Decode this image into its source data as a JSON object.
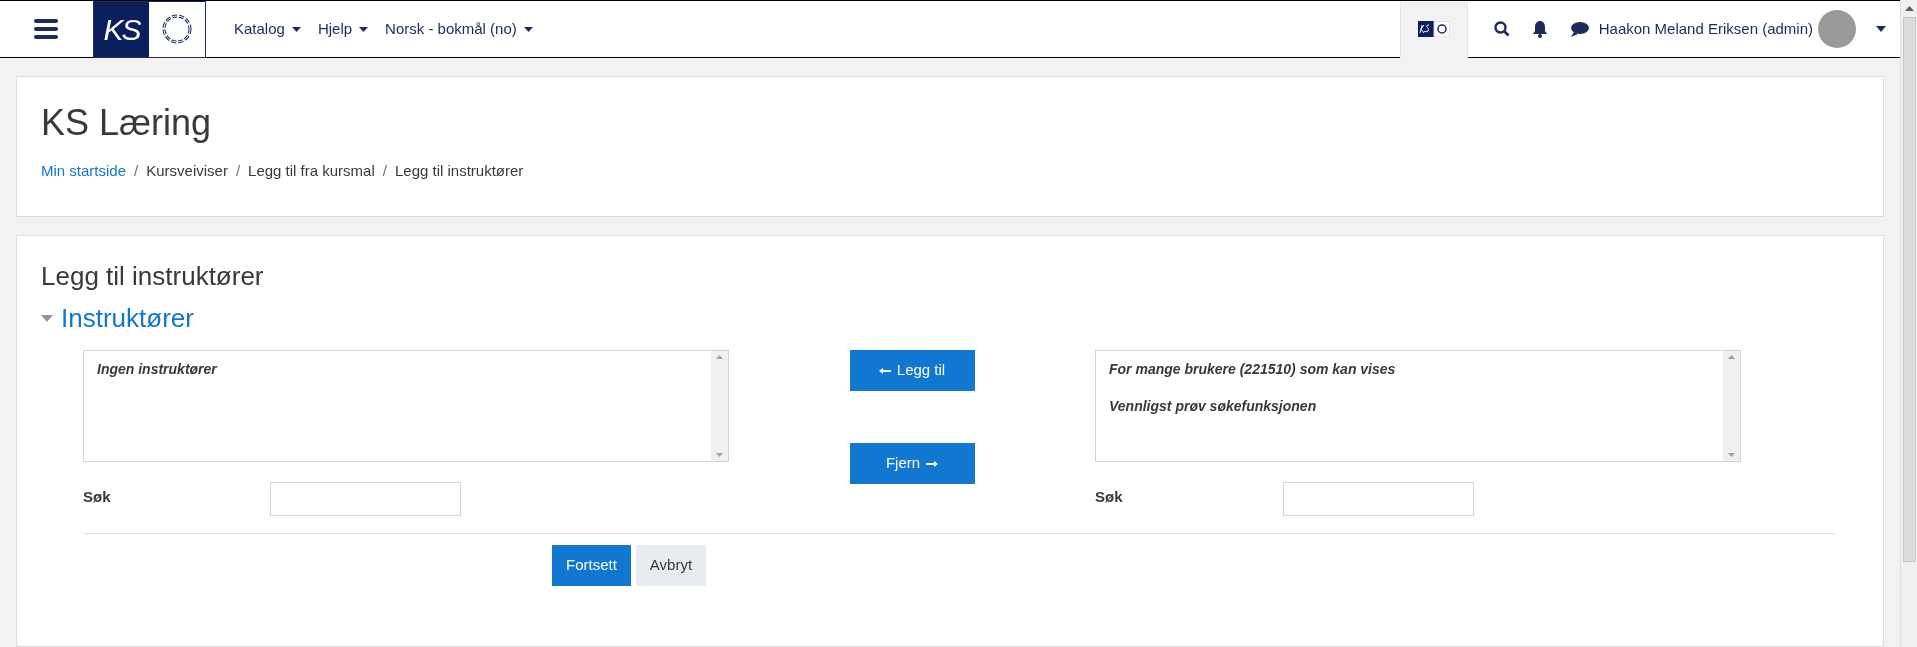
{
  "navbar": {
    "menus": [
      {
        "label": "Katalog"
      },
      {
        "label": "Hjelp"
      },
      {
        "label": "Norsk - bokmål (no)"
      }
    ],
    "logo_text": "KS",
    "user_name": "Haakon Meland Eriksen (admin)"
  },
  "header": {
    "title": "KS Læring",
    "separator": "/",
    "breadcrumb": [
      {
        "label": "Min startside",
        "link": true
      },
      {
        "label": "Kursveiviser",
        "link": false
      },
      {
        "label": "Legg til fra kursmal",
        "link": false
      },
      {
        "label": "Legg til instruktører",
        "link": false
      }
    ]
  },
  "page_heading": "Legg til instruktører",
  "section": {
    "title": "Instruktører",
    "expanded": true
  },
  "current_list": {
    "messages": [
      "Ingen instruktører"
    ],
    "search_label": "Søk"
  },
  "add_button": {
    "label": "Legg til"
  },
  "remove_button": {
    "label": "Fjern"
  },
  "potential_list": {
    "messages": [
      "For mange brukere (221510) som kan vises",
      "Vennligst prøv søkefunksjonen"
    ],
    "search_label": "Søk"
  },
  "buttons": [
    {
      "label": "Fortsett",
      "kind": "primary"
    },
    {
      "label": "Avbryt",
      "kind": "secondary"
    }
  ]
}
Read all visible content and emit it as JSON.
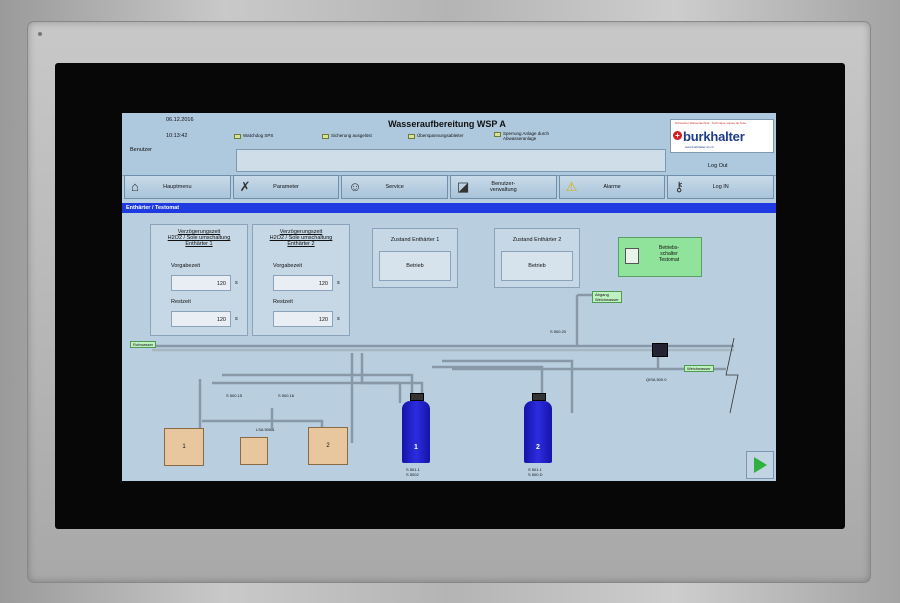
{
  "header": {
    "date": "06.12.2016",
    "time": "10:13:42",
    "user_label": "Benutzer",
    "title": "Wasseraufbereitung WSP A",
    "status": [
      {
        "label": "Watchdog SPS"
      },
      {
        "label": "Sicherung ausgelöst"
      },
      {
        "label": "Überspannungsableiter"
      },
      {
        "label": "Sperrung Anlage durch Abwasseranlage"
      }
    ],
    "logo": {
      "tagline": "Schweizer Wassertechnik · Technique suisse de l'eau",
      "name": "burkhalter",
      "url": "www.burkhalter-wt.ch"
    },
    "logout": "Log Out"
  },
  "nav": [
    {
      "label": "Hauptmenu",
      "icon": "home-icon"
    },
    {
      "label": "Parameter",
      "icon": "wrench-icon"
    },
    {
      "label": "Service",
      "icon": "service-person-icon"
    },
    {
      "label": "Benutzer-\nverwaltung",
      "icon": "user-management-icon"
    },
    {
      "label": "Alarme",
      "icon": "warning-icon"
    },
    {
      "label": "Log IN",
      "icon": "key-icon"
    }
  ],
  "breadcrumb": "Enthärter / Testomat",
  "panels": [
    {
      "title": "Verzögerungszeit\nH2O2 / Sole umschaltung\nEnthärter 1",
      "vorgabe_label": "Vorgabezeit",
      "vorgabe_value": "120",
      "rest_label": "Restzeit",
      "rest_value": "120",
      "unit": "s"
    },
    {
      "title": "Verzögerungszeit\nH2O2 / Sole umschaltung\nEnthärter 2",
      "vorgabe_label": "Vorgabezeit",
      "vorgabe_value": "120",
      "rest_label": "Restzeit",
      "rest_value": "120",
      "unit": "s"
    }
  ],
  "zustand": [
    {
      "title": "Zustand Enthärter 1",
      "value": "Betrieb"
    },
    {
      "title": "Zustand Enthärter 2",
      "value": "Betrieb"
    }
  ],
  "betriebsschalter": "Betriebs-\nschalter\nTestomat",
  "diagram": {
    "rohwasser": "Rohwasser",
    "abgang": "Abgang\nWeichwasser",
    "weichwasser": "Weichwasser",
    "s50020": "S 500.20",
    "s50015": "S 500.15",
    "s50016": "S 500.16",
    "lsa5001": "LSA 500.1",
    "qisa": "QISA 500.0",
    "v1_label": "1",
    "v1_tags": "S 501.1\nS 5002",
    "v2_label": "2",
    "v2_tags": "S 501.1\nS 500.D",
    "tank1": "1",
    "tank2": "2"
  }
}
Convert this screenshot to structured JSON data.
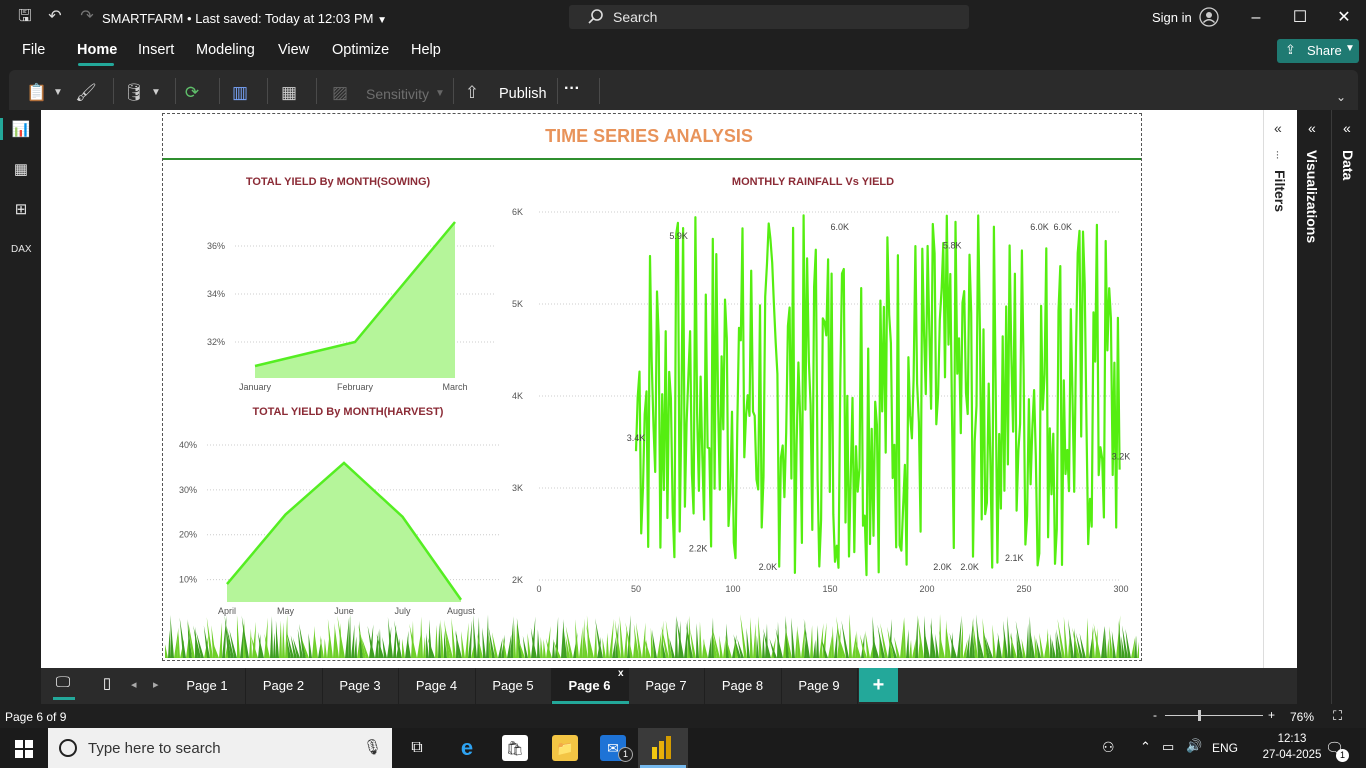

---

Given instruction → Transcribe all the records above word for word, without their images.

Solved exercise →
Decode this image into its source data as a JSON object.
{
  "navbar": {
    "menus": [
      {
        "label": "Katalog"
      },
      {
        "label": "Hjelp"
      },
      {
        "label": "Norsk - bokmål (no)"
      }
    ],
    "logo_text": "KS",
    "user_name": "Haakon Meland Eriksen (admin)"
  },
  "header": {
    "title": "KS Læring",
    "separator": "/",
    "breadcrumb": [
      {
        "label": "Min startside",
        "link": true
      },
      {
        "label": "Kursveiviser",
        "link": false
      },
      {
        "label": "Legg til fra kursmal",
        "link": false
      },
      {
        "label": "Legg til instruktører",
        "link": false
      }
    ]
  },
  "page_heading": "Legg til instruktører",
  "section": {
    "title": "Instruktører",
    "expanded": true
  },
  "current_list": {
    "messages": [
      "Ingen instruktører"
    ],
    "search_label": "Søk"
  },
  "add_button": {
    "label": "Legg til"
  },
  "remove_button": {
    "label": "Fjern"
  },
  "potential_list": {
    "messages": [
      "For mange brukere (221510) som kan vises",
      "Vennligst prøv søkefunksjonen"
    ],
    "search_label": "Søk"
  },
  "buttons": [
    {
      "label": "Fortsett",
      "kind": "primary"
    },
    {
      "label": "Avbryt",
      "kind": "secondary"
    }
  ]
}
Read all visible content and emit it as JSON.
{
  "header": {
    "date": "06.12.2016",
    "time": "10:13:42",
    "user_label": "Benutzer",
    "title": "Wasseraufbereitung WSP A",
    "status": [
      {
        "label": "Watchdog SPS"
      },
      {
        "label": "Sicherung ausgelöst"
      },
      {
        "label": "Überspannungsableiter"
      },
      {
        "label": "Sperrung Anlage durch Abwasseranlage"
      }
    ],
    "logo": {
      "tagline": "Schweizer Wassertechnik · Technique suisse de l'eau",
      "name": "burkhalter",
      "url": "www.burkhalter-wt.ch"
    },
    "logout": "Log Out"
  },
  "nav": [
    {
      "label": "Hauptmenu",
      "icon": "home-icon"
    },
    {
      "label": "Parameter",
      "icon": "wrench-icon"
    },
    {
      "label": "Service",
      "icon": "service-person-icon"
    },
    {
      "label": "Benutzer-\nverwaltung",
      "icon": "user-management-icon"
    },
    {
      "label": "Alarme",
      "icon": "warning-icon"
    },
    {
      "label": "Log IN",
      "icon": "key-icon"
    }
  ],
  "breadcrumb": "Enthärter / Testomat",
  "panels": [
    {
      "title": "Verzögerungszeit\nH2O2 / Sole umschaltung\nEnthärter 1",
      "vorgabe_label": "Vorgabezeit",
      "vorgabe_value": "120",
      "rest_label": "Restzeit",
      "rest_value": "120",
      "unit": "s"
    },
    {
      "title": "Verzögerungszeit\nH2O2 / Sole umschaltung\nEnthärter 2",
      "vorgabe_label": "Vorgabezeit",
      "vorgabe_value": "120",
      "rest_label": "Restzeit",
      "rest_value": "120",
      "unit": "s"
    }
  ],
  "zustand": [
    {
      "title": "Zustand Enthärter 1",
      "value": "Betrieb"
    },
    {
      "title": "Zustand Enthärter 2",
      "value": "Betrieb"
    }
  ],
  "betriebsschalter": "Betriebs-\nschalter\nTestomat",
  "diagram": {
    "rohwasser": "Rohwasser",
    "abgang": "Abgang\nWeichwasser",
    "weichwasser": "Weichwasser",
    "s50020": "S 500.20",
    "s50015": "S 500.15",
    "s50016": "S 500.16",
    "lsa5001": "LSA 500.1",
    "qisa": "QISA 500.0",
    "v1_label": "1",
    "v1_tags": "S 501.1\nS 5002",
    "v2_label": "2",
    "v2_tags": "S 501.1\nS 500.D",
    "tank1": "1",
    "tank2": "2"
  }
}
Convert this screenshot to structured JSON data.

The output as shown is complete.